* YOUR INSTRUCTIONS *
Below are the records; copy each line in them that holds the word "States".

(Figure contents as structured data)
⟨
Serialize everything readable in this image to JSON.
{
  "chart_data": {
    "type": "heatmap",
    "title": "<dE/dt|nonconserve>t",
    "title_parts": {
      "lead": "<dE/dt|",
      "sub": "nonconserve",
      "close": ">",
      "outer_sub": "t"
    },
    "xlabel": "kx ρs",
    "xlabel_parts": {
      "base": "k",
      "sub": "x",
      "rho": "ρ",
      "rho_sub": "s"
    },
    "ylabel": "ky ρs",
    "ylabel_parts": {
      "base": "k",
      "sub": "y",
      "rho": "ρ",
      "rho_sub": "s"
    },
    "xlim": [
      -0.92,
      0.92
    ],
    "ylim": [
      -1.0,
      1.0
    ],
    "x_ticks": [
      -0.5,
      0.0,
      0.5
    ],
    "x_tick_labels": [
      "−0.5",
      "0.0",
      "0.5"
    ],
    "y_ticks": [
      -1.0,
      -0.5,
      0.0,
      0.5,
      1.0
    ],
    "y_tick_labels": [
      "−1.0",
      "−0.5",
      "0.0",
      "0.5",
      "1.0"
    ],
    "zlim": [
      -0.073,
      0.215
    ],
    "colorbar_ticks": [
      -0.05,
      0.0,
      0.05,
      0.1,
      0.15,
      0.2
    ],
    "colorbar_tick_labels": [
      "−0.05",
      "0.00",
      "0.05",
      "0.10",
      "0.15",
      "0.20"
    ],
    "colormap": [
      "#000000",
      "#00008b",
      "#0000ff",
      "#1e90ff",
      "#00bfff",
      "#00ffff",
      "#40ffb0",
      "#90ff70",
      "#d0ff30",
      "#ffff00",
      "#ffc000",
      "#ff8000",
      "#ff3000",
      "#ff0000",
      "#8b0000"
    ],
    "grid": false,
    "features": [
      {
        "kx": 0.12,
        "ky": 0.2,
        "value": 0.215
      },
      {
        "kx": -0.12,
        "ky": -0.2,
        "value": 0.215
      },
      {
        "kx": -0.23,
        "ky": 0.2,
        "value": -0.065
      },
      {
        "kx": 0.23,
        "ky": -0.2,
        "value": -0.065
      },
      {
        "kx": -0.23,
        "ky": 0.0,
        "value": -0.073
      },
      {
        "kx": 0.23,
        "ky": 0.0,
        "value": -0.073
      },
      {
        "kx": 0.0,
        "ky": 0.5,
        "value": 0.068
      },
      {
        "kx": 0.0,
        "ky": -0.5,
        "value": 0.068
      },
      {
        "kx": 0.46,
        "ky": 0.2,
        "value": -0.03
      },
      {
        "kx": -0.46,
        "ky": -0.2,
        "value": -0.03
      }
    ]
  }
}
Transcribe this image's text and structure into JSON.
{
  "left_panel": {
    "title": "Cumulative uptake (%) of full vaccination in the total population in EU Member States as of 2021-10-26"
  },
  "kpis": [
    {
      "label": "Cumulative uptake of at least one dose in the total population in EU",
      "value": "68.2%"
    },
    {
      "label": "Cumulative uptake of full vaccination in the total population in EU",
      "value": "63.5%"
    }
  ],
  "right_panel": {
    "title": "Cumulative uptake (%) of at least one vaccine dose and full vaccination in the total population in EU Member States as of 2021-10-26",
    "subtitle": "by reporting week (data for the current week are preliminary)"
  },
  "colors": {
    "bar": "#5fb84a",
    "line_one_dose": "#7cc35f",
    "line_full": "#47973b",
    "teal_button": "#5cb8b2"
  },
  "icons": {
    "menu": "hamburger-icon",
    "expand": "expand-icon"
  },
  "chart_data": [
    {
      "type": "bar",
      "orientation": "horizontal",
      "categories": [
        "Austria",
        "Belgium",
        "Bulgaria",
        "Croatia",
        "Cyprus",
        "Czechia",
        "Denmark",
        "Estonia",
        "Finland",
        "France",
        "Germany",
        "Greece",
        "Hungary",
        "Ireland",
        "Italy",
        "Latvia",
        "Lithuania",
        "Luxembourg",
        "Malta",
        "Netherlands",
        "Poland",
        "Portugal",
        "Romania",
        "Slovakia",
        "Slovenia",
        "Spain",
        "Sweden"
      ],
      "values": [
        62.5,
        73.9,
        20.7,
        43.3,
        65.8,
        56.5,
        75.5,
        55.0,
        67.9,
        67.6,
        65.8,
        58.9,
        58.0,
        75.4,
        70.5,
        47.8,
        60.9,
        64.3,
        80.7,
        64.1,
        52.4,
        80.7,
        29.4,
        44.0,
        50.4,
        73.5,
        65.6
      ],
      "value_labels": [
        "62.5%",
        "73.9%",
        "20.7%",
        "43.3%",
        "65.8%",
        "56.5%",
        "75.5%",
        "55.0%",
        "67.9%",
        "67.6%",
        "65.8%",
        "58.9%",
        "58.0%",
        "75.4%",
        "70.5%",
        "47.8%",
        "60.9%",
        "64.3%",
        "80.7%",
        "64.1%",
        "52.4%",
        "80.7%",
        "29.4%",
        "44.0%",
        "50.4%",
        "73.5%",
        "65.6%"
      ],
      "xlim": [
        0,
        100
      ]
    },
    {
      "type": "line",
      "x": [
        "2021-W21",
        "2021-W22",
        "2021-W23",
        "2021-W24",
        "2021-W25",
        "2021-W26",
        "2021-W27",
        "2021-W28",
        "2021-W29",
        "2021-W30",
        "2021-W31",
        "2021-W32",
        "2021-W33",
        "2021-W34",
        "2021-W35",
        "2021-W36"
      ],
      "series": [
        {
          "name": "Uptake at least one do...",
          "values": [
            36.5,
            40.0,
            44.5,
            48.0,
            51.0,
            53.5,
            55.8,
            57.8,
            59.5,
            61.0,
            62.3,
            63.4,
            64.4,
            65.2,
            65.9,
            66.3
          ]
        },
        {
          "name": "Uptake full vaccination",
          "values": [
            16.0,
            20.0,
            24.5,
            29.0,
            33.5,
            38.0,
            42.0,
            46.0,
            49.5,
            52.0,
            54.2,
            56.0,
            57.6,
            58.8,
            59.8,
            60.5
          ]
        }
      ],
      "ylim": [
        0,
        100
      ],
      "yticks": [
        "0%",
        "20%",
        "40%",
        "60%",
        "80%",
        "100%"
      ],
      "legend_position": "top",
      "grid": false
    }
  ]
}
⟩
* RESPONSE FOR THIS EXERCISE *
    "title": "Cumulative uptake (%) of full vaccination in the total population in EU Member States as of 2021-10-26"
    "title": "Cumulative uptake (%) of at least one vaccine dose and full vaccination in the total population in EU Member States as of 2021-10-26",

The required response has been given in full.